**** SUPPLIED DATA ****
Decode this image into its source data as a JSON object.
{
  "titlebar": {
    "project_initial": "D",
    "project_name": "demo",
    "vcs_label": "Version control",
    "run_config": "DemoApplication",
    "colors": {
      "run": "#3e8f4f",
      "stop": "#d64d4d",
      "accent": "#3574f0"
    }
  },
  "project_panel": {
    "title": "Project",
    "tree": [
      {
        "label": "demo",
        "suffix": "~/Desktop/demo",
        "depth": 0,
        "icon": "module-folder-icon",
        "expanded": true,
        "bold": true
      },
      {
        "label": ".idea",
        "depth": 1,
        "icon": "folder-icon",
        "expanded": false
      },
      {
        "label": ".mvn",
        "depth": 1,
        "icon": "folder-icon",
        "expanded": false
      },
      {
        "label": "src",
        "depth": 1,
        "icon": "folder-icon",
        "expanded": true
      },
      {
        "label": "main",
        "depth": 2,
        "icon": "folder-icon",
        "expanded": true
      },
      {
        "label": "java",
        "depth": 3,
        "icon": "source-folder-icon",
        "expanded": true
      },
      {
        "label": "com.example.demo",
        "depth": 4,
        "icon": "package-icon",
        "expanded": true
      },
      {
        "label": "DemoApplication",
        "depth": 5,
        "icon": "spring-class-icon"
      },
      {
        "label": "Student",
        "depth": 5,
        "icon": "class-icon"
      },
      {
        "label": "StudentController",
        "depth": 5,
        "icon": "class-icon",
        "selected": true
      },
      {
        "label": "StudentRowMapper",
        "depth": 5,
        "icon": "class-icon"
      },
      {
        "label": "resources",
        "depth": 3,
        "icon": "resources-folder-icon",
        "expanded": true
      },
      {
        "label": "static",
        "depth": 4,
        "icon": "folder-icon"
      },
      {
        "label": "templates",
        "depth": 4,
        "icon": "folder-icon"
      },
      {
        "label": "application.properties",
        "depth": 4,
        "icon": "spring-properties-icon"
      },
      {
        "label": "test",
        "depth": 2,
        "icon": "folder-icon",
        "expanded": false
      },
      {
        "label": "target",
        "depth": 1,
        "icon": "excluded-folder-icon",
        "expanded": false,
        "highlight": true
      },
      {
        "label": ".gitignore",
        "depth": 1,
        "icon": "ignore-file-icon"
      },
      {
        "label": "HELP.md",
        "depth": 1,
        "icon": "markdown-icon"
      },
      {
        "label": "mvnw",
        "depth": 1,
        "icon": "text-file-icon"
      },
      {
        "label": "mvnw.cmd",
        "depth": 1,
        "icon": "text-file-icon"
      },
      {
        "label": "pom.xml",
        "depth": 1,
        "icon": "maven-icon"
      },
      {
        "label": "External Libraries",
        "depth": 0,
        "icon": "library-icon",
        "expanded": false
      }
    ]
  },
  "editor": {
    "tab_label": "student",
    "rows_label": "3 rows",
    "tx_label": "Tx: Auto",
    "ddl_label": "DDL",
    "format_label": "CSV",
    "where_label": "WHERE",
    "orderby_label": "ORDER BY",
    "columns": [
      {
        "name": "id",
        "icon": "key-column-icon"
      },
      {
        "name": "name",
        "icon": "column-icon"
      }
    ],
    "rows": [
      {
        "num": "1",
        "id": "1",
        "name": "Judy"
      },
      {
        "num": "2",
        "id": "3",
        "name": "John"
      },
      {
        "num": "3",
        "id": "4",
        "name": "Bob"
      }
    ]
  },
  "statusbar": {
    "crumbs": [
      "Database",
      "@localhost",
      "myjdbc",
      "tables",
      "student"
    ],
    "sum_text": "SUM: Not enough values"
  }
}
****
**EXERCISE**
Repeat all the records. Match each line exactly.

**SOLUTION TO THE EXERCISE**
Decode this image into its source data as a JSON object.
{
  "titlebar": {
    "project_initial": "D",
    "project_name": "demo",
    "vcs_label": "Version control",
    "run_config": "DemoApplication",
    "colors": {
      "run": "#3e8f4f",
      "stop": "#d64d4d",
      "accent": "#3574f0"
    }
  },
  "project_panel": {
    "title": "Project",
    "tree": [
      {
        "label": "demo",
        "suffix": "~/Desktop/demo",
        "depth": 0,
        "icon": "module-folder-icon",
        "expanded": true,
        "bold": true
      },
      {
        "label": ".idea",
        "depth": 1,
        "icon": "folder-icon",
        "expanded": false
      },
      {
        "label": ".mvn",
        "depth": 1,
        "icon": "folder-icon",
        "expanded": false
      },
      {
        "label": "src",
        "depth": 1,
        "icon": "folder-icon",
        "expanded": true
      },
      {
        "label": "main",
        "depth": 2,
        "icon": "folder-icon",
        "expanded": true
      },
      {
        "label": "java",
        "depth": 3,
        "icon": "source-folder-icon",
        "expanded": true
      },
      {
        "label": "com.example.demo",
        "depth": 4,
        "icon": "package-icon",
        "expanded": true
      },
      {
        "label": "DemoApplication",
        "depth": 5,
        "icon": "spring-class-icon"
      },
      {
        "label": "Student",
        "depth": 5,
        "icon": "class-icon"
      },
      {
        "label": "StudentController",
        "depth": 5,
        "icon": "class-icon",
        "selected": true
      },
      {
        "label": "StudentRowMapper",
        "depth": 5,
        "icon": "class-icon"
      },
      {
        "label": "resources",
        "depth": 3,
        "icon": "resources-folder-icon",
        "expanded": true
      },
      {
        "label": "static",
        "depth": 4,
        "icon": "folder-icon"
      },
      {
        "label": "templates",
        "depth": 4,
        "icon": "folder-icon"
      },
      {
        "label": "application.properties",
        "depth": 4,
        "icon": "spring-properties-icon"
      },
      {
        "label": "test",
        "depth": 2,
        "icon": "folder-icon",
        "expanded": false
      },
      {
        "label": "target",
        "depth": 1,
        "icon": "excluded-folder-icon",
        "expanded": false,
        "highlight": true
      },
      {
        "label": ".gitignore",
        "depth": 1,
        "icon": "ignore-file-icon"
      },
      {
        "label": "HELP.md",
        "depth": 1,
        "icon": "markdown-icon"
      },
      {
        "label": "mvnw",
        "depth": 1,
        "icon": "text-file-icon"
      },
      {
        "label": "mvnw.cmd",
        "depth": 1,
        "icon": "text-file-icon"
      },
      {
        "label": "pom.xml",
        "depth": 1,
        "icon": "maven-icon"
      },
      {
        "label": "External Libraries",
        "depth": 0,
        "icon": "library-icon",
        "expanded": false
      }
    ]
  },
  "editor": {
    "tab_label": "student",
    "rows_label": "3 rows",
    "tx_label": "Tx: Auto",
    "ddl_label": "DDL",
    "format_label": "CSV",
    "where_label": "WHERE",
    "orderby_label": "ORDER BY",
    "columns": [
      {
        "name": "id",
        "icon": "key-column-icon"
      },
      {
        "name": "name",
        "icon": "column-icon"
      }
    ],
    "rows": [
      {
        "num": "1",
        "id": "1",
        "name": "Judy"
      },
      {
        "num": "2",
        "id": "3",
        "name": "John"
      },
      {
        "num": "3",
        "id": "4",
        "name": "Bob"
      }
    ]
  },
  "statusbar": {
    "crumbs": [
      "Database",
      "@localhost",
      "myjdbc",
      "tables",
      "student"
    ],
    "sum_text": "SUM: Not enough values"
  }
}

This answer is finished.